## Exercise aim
What follows is a listing; restate every line of it word for word.

[Records from a data collection]
>>

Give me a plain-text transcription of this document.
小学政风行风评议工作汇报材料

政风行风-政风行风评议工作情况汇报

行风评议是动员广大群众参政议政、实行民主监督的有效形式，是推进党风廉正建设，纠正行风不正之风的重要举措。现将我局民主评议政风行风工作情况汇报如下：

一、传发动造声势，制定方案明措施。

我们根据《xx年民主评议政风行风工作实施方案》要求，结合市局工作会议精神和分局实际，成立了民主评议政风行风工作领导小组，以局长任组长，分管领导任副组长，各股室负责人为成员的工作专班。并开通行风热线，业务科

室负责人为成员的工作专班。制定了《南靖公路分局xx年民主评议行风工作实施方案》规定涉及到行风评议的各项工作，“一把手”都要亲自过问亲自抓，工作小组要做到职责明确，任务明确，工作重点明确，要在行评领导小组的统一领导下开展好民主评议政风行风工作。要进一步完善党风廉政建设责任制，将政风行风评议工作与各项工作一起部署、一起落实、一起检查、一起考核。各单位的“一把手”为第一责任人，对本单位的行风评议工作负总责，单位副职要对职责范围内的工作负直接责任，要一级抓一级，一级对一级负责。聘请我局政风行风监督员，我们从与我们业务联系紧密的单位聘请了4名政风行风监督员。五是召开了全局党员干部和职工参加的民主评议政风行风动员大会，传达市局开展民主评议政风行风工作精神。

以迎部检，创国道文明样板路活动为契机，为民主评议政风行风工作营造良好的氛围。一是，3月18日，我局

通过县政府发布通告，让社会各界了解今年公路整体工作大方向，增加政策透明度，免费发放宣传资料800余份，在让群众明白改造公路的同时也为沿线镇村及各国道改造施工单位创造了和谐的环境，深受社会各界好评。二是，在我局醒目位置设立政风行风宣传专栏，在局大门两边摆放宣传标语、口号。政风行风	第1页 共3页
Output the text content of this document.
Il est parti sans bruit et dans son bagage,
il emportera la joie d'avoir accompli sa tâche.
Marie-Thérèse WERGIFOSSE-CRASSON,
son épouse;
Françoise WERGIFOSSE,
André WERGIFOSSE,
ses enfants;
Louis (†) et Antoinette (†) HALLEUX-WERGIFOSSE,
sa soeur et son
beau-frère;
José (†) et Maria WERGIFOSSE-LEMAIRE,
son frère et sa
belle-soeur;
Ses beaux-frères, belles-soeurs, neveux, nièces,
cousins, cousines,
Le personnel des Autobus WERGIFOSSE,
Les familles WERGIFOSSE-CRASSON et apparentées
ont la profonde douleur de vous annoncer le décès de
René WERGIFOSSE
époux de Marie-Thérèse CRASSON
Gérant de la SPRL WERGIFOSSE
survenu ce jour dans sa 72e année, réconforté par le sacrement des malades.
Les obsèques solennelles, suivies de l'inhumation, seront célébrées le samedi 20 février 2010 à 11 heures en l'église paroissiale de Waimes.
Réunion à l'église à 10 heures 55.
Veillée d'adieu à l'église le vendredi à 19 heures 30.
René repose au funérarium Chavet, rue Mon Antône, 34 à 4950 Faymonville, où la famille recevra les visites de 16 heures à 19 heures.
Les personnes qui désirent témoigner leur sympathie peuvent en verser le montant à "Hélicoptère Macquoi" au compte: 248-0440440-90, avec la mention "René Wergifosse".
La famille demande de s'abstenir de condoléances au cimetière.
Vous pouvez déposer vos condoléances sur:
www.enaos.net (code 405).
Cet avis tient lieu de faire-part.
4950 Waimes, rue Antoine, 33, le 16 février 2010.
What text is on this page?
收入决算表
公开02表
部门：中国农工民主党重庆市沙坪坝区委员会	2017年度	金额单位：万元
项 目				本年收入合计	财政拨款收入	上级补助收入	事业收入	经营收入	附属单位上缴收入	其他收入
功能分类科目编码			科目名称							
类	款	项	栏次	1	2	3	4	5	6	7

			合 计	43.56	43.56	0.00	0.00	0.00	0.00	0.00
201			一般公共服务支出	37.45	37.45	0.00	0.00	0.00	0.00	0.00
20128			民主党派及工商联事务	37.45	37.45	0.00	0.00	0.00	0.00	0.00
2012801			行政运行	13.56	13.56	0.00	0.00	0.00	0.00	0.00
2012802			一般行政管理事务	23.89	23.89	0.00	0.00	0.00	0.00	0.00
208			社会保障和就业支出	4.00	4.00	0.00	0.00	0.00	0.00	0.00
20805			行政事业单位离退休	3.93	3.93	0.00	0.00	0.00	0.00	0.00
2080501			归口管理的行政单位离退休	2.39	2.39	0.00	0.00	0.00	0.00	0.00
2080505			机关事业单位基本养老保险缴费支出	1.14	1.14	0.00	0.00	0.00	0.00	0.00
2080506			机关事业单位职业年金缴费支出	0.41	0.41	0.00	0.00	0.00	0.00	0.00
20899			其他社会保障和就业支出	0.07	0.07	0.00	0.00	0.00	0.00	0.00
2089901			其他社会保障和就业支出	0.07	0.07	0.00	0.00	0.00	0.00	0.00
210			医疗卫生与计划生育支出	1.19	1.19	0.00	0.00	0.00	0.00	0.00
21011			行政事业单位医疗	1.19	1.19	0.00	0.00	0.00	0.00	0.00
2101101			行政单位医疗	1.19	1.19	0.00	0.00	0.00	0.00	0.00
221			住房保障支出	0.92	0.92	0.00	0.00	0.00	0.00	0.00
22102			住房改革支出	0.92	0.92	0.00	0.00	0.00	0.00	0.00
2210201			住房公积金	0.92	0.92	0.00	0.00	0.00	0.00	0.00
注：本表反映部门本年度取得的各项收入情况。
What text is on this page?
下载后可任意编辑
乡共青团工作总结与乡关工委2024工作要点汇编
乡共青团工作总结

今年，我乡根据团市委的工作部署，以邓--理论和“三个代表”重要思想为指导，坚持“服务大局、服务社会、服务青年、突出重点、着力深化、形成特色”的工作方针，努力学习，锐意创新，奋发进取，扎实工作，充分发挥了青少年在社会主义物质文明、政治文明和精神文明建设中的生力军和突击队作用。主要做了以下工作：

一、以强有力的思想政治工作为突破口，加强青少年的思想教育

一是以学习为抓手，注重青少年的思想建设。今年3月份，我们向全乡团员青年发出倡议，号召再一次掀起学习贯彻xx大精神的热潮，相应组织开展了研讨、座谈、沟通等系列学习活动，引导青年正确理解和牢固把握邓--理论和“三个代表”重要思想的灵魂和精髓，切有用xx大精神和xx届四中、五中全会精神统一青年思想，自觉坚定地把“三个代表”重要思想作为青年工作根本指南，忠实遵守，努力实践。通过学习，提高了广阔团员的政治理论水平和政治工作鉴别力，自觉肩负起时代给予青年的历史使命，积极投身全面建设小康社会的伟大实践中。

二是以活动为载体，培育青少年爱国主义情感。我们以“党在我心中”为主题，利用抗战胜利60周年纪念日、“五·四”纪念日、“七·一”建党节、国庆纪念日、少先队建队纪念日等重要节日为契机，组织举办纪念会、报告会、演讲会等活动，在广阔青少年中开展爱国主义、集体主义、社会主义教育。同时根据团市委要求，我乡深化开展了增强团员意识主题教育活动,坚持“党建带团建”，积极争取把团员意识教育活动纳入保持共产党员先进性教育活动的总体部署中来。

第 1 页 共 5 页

<<

## Answer for this exercise
Give me a plain-text transcription of this document.
小学政风行风评议工作汇报材料

政风行风-政风行风评议工作情况汇报

行风评议是动员广大群众参政议政、实行民主监督的有效形式，是推进党风廉正建设，纠正行风不正之风的重要举措。现将我局民主评议政风行风工作情况汇报如下：

一、传发动造声势，制定方案明措施。

我们根据《xx年民主评议政风行风工作实施方案》要求，结合市局工作会议精神和分局实际，成立了民主评议政风行风工作领导小组，以局长任组长，分管领导任副组长，各股室负责人为成员的工作专班。并开通行风热线，业务科

室负责人为成员的工作专班。制定了《南靖公路分局xx年民主评议行风工作实施方案》规定涉及到行风评议的各项工作，“一把手”都要亲自过问亲自抓，工作小组要做到职责明确，任务明确，工作重点明确，要在行评领导小组的统一领导下开展好民主评议政风行风工作。要进一步完善党风廉政建设责任制，将政风行风评议工作与各项工作一起部署、一起落实、一起检查、一起考核。各单位的“一把手”为第一责任人，对本单位的行风评议工作负总责，单位副职要对职责范围内的工作负直接责任，要一级抓一级，一级对一级负责。聘请我局政风行风监督员，我们从与我们业务联系紧密的单位聘请了4名政风行风监督员。五是召开了全局党员干部和职工参加的民主评议政风行风动员大会，传达市局开展民主评议政风行风工作精神。

以迎部检，创国道文明样板路活动为契机，为民主评议政风行风工作营造良好的氛围。一是，3月18日，我局

通过县政府发布通告，让社会各界了解今年公路整体工作大方向，增加政策透明度，免费发放宣传资料800余份，在让群众明白改造公路的同时也为沿线镇村及各国道改造施工单位创造了和谐的环境，深受社会各界好评。二是，在我局醒目位置设立政风行风宣传专栏，在局大门两边摆放宣传标语、口号。政风行风	第1页 共3页
Output the text content of this document.
Il est parti sans bruit et dans son bagage,
il emportera la joie d'avoir accompli sa tâche.
Marie-Thérèse WERGIFOSSE-CRASSON,
son épouse;
Françoise WERGIFOSSE,
André WERGIFOSSE,
ses enfants;
Louis (†) et Antoinette (†) HALLEUX-WERGIFOSSE,
sa soeur et son
beau-frère;
José (†) et Maria WERGIFOSSE-LEMAIRE,
son frère et sa
belle-soeur;
Ses beaux-frères, belles-soeurs, neveux, nièces,
cousins, cousines,
Le personnel des Autobus WERGIFOSSE,
Les familles WERGIFOSSE-CRASSON et apparentées
ont la profonde douleur de vous annoncer le décès de
René WERGIFOSSE
époux de Marie-Thérèse CRASSON
Gérant de la SPRL WERGIFOSSE
survenu ce jour dans sa 72e année, réconforté par le sacrement des malades.
Les obsèques solennelles, suivies de l'inhumation, seront célébrées le samedi 20 février 2010 à 11 heures en l'église paroissiale de Waimes.
Réunion à l'église à 10 heures 55.
Veillée d'adieu à l'église le vendredi à 19 heures 30.
René repose au funérarium Chavet, rue Mon Antône, 34 à 4950 Faymonville, où la famille recevra les visites de 16 heures à 19 heures.
Les personnes qui désirent témoigner leur sympathie peuvent en verser le montant à "Hélicoptère Macquoi" au compte: 248-0440440-90, avec la mention "René Wergifosse".
La famille demande de s'abstenir de condoléances au cimetière.
Vous pouvez déposer vos condoléances sur:
www.enaos.net (code 405).
Cet avis tient lieu de faire-part.
4950 Waimes, rue Antoine, 33, le 16 février 2010.
What text is on this page?
收入决算表
公开02表
部门：中国农工民主党重庆市沙坪坝区委员会	2017年度	金额单位：万元
项 目				本年收入合计	财政拨款收入	上级补助收入	事业收入	经营收入	附属单位上缴收入	其他收入
功能分类科目编码			科目名称							
类	款	项	栏次	1	2	3	4	5	6	7

			合 计	43.56	43.56	0.00	0.00	0.00	0.00	0.00
201			一般公共服务支出	37.45	37.45	0.00	0.00	0.00	0.00	0.00
20128			民主党派及工商联事务	37.45	37.45	0.00	0.00	0.00	0.00	0.00
2012801			行政运行	13.56	13.56	0.00	0.00	0.00	0.00	0.00
2012802			一般行政管理事务	23.89	23.89	0.00	0.00	0.00	0.00	0.00
208			社会保障和就业支出	4.00	4.00	0.00	0.00	0.00	0.00	0.00
20805			行政事业单位离退休	3.93	3.93	0.00	0.00	0.00	0.00	0.00
2080501			归口管理的行政单位离退休	2.39	2.39	0.00	0.00	0.00	0.00	0.00
2080505			机关事业单位基本养老保险缴费支出	1.14	1.14	0.00	0.00	0.00	0.00	0.00
2080506			机关事业单位职业年金缴费支出	0.41	0.41	0.00	0.00	0.00	0.00	0.00
20899			其他社会保障和就业支出	0.07	0.07	0.00	0.00	0.00	0.00	0.00
2089901			其他社会保障和就业支出	0.07	0.07	0.00	0.00	0.00	0.00	0.00
210			医疗卫生与计划生育支出	1.19	1.19	0.00	0.00	0.00	0.00	0.00
21011			行政事业单位医疗	1.19	1.19	0.00	0.00	0.00	0.00	0.00
2101101			行政单位医疗	1.19	1.19	0.00	0.00	0.00	0.00	0.00
221			住房保障支出	0.92	0.92	0.00	0.00	0.00	0.00	0.00
22102			住房改革支出	0.92	0.92	0.00	0.00	0.00	0.00	0.00
2210201			住房公积金	0.92	0.92	0.00	0.00	0.00	0.00	0.00
注：本表反映部门本年度取得的各项收入情况。
What text is on this page?
下载后可任意编辑
乡共青团工作总结与乡关工委2024工作要点汇编
乡共青团工作总结

今年，我乡根据团市委的工作部署，以邓--理论和“三个代表”重要思想为指导，坚持“服务大局、服务社会、服务青年、突出重点、着力深化、形成特色”的工作方针，努力学习，锐意创新，奋发进取，扎实工作，充分发挥了青少年在社会主义物质文明、政治文明和精神文明建设中的生力军和突击队作用。主要做了以下工作：

一、以强有力的思想政治工作为突破口，加强青少年的思想教育

一是以学习为抓手，注重青少年的思想建设。今年3月份，我们向全乡团员青年发出倡议，号召再一次掀起学习贯彻xx大精神的热潮，相应组织开展了研讨、座谈、沟通等系列学习活动，引导青年正确理解和牢固把握邓--理论和“三个代表”重要思想的灵魂和精髓，切有用xx大精神和xx届四中、五中全会精神统一青年思想，自觉坚定地把“三个代表”重要思想作为青年工作根本指南，忠实遵守，努力实践。通过学习，提高了广阔团员的政治理论水平和政治工作鉴别力，自觉肩负起时代给予青年的历史使命，积极投身全面建设小康社会的伟大实践中。

二是以活动为载体，培育青少年爱国主义情感。我们以“党在我心中”为主题，利用抗战胜利60周年纪念日、“五·四”纪念日、“七·一”建党节、国庆纪念日、少先队建队纪念日等重要节日为契机，组织举办纪念会、报告会、演讲会等活动，在广阔青少年中开展爱国主义、集体主义、社会主义教育。同时根据团市委要求，我乡深化开展了增强团员意识主题教育活动,坚持“党建带团建”，积极争取把团员意识教育活动纳入保持共产党员先进性教育活动的总体部署中来。

第 1 页 共 5 页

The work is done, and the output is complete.